■ **REQUEST**:
Substitute "clickable" for "interactable" in the items from the first line through the line containing "247, 717, 275]", both included, and write out those lines with nothing else altered.

## Start DATA PROVIDED

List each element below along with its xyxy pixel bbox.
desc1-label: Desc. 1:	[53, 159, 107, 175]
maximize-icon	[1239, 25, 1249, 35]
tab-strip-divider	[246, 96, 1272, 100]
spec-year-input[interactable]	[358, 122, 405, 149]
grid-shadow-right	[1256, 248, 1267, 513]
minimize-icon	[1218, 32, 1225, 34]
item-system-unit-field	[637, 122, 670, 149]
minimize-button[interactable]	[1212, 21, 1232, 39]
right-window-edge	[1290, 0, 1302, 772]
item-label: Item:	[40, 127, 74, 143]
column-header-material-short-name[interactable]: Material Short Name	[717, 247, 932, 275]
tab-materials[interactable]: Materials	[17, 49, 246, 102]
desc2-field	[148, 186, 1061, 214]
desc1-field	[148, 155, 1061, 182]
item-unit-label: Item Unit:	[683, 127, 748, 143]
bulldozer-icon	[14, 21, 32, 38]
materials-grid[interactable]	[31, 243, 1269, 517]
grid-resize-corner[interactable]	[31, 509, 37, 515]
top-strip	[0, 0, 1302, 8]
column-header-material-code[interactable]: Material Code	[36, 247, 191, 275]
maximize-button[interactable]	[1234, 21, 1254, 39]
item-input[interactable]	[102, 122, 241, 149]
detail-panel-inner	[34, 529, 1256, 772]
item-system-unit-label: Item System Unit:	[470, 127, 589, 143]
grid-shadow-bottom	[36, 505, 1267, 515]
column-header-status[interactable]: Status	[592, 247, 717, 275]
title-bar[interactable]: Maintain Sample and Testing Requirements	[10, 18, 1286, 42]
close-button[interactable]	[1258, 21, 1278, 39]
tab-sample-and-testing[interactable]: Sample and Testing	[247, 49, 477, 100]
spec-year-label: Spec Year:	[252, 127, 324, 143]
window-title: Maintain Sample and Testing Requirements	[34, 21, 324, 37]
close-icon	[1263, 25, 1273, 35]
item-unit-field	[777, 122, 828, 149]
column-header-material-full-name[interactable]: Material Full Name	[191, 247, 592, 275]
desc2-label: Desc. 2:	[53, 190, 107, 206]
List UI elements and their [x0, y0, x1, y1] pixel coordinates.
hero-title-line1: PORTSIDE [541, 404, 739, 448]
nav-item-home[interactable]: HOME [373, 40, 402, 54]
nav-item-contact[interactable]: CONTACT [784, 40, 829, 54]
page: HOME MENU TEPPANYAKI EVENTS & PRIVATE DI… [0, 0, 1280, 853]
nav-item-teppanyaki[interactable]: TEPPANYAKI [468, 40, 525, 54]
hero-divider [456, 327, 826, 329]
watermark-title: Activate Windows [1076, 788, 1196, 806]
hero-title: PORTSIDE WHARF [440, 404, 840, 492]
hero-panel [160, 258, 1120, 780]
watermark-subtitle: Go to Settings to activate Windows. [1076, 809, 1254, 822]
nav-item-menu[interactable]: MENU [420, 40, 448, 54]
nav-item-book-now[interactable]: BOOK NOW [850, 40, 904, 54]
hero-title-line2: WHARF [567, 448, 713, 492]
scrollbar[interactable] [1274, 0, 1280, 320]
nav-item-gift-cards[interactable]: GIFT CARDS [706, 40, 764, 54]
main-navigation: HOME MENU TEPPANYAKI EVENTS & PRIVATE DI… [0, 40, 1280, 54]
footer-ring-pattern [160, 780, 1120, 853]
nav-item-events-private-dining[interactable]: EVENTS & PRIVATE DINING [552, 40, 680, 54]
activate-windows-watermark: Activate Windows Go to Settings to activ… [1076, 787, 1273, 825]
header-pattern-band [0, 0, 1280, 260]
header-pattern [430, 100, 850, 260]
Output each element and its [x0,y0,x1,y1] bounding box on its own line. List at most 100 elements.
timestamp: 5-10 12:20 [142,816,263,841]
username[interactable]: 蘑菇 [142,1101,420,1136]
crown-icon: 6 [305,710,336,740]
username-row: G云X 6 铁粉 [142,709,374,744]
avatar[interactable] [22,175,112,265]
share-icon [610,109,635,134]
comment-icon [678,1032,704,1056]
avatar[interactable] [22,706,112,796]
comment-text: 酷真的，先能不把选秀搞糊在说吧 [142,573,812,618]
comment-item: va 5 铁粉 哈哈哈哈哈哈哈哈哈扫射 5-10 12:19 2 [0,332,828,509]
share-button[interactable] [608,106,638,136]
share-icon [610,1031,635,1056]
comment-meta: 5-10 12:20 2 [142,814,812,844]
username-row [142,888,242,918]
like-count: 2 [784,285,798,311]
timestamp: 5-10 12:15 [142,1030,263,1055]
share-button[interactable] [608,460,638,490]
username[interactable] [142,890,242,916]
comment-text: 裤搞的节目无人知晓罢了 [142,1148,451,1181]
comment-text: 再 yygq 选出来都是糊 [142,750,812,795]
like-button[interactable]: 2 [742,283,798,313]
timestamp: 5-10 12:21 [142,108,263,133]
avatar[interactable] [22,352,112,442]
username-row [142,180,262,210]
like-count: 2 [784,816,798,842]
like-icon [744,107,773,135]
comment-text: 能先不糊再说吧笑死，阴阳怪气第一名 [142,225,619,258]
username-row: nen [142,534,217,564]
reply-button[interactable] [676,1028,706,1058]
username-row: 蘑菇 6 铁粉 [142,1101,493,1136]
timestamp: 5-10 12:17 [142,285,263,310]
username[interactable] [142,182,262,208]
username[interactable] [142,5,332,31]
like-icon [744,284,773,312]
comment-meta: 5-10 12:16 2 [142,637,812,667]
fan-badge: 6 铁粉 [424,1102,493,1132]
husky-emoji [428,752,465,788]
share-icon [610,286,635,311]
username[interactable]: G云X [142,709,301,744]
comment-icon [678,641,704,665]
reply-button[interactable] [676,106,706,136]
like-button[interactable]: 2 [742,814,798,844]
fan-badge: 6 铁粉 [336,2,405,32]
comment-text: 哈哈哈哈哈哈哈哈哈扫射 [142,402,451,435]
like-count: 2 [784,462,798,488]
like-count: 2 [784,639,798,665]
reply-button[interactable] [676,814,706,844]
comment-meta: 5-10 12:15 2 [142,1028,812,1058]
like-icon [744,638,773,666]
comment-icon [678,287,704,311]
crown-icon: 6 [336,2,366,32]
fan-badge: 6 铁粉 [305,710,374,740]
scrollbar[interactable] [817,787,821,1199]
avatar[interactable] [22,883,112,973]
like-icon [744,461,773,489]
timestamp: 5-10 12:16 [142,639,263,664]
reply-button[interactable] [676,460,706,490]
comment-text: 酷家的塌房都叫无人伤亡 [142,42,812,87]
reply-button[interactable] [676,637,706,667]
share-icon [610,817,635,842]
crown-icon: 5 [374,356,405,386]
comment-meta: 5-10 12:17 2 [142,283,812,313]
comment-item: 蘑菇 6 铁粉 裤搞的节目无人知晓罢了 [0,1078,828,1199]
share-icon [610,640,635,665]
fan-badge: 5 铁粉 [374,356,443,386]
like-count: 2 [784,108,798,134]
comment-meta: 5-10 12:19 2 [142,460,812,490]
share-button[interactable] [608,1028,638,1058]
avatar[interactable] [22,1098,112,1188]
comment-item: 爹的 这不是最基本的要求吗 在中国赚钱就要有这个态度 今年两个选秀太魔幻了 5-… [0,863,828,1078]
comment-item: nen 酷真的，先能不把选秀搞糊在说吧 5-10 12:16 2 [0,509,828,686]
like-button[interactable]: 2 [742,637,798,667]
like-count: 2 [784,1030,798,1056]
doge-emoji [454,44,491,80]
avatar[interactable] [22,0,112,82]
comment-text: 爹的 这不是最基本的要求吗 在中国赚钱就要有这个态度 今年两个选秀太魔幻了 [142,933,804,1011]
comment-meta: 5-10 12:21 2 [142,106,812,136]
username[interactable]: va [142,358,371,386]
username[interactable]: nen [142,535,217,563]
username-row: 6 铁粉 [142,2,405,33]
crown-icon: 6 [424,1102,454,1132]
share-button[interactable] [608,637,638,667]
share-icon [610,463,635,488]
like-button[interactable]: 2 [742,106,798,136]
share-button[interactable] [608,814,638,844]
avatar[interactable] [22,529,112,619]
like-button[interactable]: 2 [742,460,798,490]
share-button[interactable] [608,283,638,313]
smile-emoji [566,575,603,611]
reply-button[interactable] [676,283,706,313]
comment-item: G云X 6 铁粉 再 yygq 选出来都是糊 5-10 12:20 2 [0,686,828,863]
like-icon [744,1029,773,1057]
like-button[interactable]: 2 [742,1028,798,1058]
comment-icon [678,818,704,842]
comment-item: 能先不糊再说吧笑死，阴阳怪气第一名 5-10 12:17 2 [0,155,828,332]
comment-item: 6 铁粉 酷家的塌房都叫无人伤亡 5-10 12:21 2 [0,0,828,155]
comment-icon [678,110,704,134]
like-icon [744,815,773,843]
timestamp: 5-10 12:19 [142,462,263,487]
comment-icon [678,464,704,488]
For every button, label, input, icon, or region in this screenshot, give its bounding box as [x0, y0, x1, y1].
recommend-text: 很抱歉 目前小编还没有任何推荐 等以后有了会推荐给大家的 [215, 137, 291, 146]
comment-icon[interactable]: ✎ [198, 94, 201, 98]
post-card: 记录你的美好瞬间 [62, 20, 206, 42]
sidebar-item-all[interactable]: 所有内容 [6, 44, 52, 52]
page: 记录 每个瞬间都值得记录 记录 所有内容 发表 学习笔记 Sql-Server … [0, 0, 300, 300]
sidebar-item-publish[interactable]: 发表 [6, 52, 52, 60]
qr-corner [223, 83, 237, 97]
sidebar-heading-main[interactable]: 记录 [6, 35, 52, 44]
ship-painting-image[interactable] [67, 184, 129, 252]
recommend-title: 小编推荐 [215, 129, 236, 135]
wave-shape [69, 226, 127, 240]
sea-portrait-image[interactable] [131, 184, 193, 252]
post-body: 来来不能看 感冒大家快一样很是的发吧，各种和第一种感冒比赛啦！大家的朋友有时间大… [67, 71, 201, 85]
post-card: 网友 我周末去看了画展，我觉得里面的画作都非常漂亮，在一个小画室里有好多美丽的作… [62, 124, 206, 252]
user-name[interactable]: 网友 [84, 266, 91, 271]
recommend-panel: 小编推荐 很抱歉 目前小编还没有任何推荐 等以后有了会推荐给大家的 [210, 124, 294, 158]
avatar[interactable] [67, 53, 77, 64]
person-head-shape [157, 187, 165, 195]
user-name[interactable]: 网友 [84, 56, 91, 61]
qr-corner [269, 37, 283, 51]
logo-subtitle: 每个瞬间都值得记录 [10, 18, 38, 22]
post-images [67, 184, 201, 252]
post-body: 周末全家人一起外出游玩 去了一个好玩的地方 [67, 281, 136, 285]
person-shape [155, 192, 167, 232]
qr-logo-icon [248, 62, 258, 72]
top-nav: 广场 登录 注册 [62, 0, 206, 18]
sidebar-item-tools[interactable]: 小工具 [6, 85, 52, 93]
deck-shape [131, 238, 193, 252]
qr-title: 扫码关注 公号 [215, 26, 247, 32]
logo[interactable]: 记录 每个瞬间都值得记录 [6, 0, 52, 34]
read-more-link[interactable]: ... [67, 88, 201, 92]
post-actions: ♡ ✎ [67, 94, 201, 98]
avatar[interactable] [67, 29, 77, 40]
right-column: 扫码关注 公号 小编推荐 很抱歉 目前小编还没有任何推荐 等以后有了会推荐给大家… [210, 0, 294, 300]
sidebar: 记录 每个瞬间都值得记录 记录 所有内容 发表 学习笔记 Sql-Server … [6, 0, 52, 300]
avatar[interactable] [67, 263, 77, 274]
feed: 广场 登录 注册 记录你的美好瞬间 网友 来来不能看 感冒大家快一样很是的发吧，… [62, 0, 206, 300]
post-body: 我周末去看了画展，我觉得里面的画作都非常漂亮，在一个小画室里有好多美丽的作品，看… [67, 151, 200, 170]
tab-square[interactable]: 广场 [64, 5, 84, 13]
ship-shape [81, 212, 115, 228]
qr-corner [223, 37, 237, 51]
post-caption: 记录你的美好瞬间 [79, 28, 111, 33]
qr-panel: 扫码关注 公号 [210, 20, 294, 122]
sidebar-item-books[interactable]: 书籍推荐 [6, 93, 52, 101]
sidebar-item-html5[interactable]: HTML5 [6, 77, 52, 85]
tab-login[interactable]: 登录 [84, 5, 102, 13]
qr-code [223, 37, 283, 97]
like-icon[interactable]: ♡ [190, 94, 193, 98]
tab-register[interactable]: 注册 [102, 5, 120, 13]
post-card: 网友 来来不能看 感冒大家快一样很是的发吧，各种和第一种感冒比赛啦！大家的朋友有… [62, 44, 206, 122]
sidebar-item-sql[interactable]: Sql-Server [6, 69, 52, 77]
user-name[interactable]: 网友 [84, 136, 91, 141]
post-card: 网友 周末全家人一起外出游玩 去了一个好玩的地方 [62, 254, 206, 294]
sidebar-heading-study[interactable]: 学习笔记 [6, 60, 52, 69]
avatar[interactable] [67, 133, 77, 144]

## End DATA PROVIDED

■ **EXERCISE RESPONSE**:
List each element below along with its xyxy pixel bbox.
desc1-label: Desc. 1:	[53, 159, 107, 175]
maximize-icon	[1239, 25, 1249, 35]
tab-strip-divider	[246, 96, 1272, 100]
spec-year-input[clickable]	[358, 122, 405, 149]
grid-shadow-right	[1256, 248, 1267, 513]
minimize-icon	[1218, 32, 1225, 34]
item-system-unit-field	[637, 122, 670, 149]
minimize-button[clickable]	[1212, 21, 1232, 39]
right-window-edge	[1290, 0, 1302, 772]
item-label: Item:	[40, 127, 74, 143]
column-header-material-short-name[clickable]: Material Short Name	[717, 247, 932, 275]
tab-materials[clickable]: Materials	[17, 49, 246, 102]
desc2-field	[148, 186, 1061, 214]
desc1-field	[148, 155, 1061, 182]
item-unit-label: Item Unit:	[683, 127, 748, 143]
bulldozer-icon	[14, 21, 32, 38]
materials-grid[clickable]	[31, 243, 1269, 517]
grid-resize-corner[clickable]	[31, 509, 37, 515]
top-strip	[0, 0, 1302, 8]
column-header-material-code[clickable]: Material Code	[36, 247, 191, 275]
maximize-button[clickable]	[1234, 21, 1254, 39]
item-input[clickable]	[102, 122, 241, 149]
detail-panel-inner	[34, 529, 1256, 772]
item-system-unit-label: Item System Unit:	[470, 127, 589, 143]
grid-shadow-bottom	[36, 505, 1267, 515]
column-header-status[clickable]: Status	[592, 247, 717, 275]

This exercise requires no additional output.